Exercise directions: Copy every line of the data in which the word "不符合题意" occurs.

[Collected data entries]
*-*-*

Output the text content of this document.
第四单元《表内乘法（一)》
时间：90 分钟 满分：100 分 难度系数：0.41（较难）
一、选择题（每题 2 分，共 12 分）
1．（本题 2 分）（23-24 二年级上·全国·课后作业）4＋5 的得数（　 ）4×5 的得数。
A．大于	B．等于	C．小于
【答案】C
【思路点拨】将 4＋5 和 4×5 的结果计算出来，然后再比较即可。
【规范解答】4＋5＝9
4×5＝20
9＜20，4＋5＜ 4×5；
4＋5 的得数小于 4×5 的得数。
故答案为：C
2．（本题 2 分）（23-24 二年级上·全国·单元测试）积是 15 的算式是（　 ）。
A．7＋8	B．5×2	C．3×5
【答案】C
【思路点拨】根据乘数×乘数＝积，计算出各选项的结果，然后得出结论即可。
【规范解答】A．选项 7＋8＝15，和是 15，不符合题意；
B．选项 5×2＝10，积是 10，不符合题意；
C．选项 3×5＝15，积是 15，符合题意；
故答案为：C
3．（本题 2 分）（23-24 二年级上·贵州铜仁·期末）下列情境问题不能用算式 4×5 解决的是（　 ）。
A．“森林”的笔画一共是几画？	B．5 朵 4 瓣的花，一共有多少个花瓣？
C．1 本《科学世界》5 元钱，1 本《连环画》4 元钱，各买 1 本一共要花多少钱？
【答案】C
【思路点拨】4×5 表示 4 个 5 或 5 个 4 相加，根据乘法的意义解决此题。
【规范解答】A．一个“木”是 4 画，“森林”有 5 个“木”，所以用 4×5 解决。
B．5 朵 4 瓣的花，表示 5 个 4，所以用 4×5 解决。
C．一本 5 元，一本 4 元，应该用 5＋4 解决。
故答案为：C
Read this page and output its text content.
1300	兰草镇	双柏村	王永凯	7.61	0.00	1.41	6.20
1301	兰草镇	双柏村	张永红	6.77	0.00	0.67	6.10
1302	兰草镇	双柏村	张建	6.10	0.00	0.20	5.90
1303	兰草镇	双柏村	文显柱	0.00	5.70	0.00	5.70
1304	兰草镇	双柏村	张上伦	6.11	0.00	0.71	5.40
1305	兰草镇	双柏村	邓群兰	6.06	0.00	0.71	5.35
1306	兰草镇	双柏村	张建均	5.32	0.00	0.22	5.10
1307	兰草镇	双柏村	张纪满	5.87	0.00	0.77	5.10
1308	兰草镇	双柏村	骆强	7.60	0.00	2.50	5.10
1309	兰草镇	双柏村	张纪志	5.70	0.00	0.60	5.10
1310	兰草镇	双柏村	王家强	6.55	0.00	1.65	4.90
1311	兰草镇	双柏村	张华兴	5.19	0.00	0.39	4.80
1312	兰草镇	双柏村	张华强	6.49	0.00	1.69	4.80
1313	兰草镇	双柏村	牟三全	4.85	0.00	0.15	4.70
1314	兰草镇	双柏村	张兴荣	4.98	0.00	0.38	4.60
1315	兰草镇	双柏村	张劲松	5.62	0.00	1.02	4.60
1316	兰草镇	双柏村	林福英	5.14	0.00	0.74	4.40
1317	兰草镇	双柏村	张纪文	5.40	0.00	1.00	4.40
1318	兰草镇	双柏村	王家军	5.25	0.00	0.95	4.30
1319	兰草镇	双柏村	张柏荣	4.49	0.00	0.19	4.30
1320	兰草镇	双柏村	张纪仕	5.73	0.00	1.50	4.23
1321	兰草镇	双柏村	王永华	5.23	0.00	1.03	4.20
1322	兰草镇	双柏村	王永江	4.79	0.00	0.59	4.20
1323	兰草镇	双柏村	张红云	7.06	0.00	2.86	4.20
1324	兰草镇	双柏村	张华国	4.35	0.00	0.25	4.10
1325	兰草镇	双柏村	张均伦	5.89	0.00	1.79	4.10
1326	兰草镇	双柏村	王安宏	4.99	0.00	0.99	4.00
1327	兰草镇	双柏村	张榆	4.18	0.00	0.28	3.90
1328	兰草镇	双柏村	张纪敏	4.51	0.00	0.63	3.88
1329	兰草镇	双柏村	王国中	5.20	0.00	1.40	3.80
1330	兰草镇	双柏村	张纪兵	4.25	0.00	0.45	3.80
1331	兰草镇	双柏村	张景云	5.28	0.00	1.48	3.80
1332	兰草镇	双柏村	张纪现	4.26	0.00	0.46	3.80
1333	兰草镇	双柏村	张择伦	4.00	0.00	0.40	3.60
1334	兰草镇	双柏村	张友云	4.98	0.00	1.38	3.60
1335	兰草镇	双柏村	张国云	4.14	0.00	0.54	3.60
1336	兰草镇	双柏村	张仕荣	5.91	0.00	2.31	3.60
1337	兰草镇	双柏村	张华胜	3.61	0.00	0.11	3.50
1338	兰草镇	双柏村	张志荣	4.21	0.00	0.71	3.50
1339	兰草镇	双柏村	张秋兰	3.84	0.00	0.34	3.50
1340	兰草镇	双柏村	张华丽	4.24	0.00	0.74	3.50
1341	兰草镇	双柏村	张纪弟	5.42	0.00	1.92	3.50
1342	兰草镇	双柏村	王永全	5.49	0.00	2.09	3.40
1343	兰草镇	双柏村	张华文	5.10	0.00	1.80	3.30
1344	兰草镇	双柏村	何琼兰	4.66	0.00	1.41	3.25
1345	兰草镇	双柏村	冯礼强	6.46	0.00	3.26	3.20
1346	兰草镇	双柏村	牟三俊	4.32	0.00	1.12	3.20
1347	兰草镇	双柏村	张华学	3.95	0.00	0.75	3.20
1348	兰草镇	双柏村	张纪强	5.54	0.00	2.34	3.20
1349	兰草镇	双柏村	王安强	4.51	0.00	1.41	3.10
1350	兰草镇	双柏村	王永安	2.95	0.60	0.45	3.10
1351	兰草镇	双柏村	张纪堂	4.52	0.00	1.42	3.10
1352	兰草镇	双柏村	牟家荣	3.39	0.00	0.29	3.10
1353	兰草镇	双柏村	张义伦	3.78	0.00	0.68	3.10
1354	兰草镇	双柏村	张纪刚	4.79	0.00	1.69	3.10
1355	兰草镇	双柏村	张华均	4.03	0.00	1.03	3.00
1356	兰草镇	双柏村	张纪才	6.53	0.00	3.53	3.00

*-*-*

Reply:
【规范解答】A．选项 7＋8＝15，和是 15，不符合题意；
B．选项 5×2＝10，积是 10，不符合题意；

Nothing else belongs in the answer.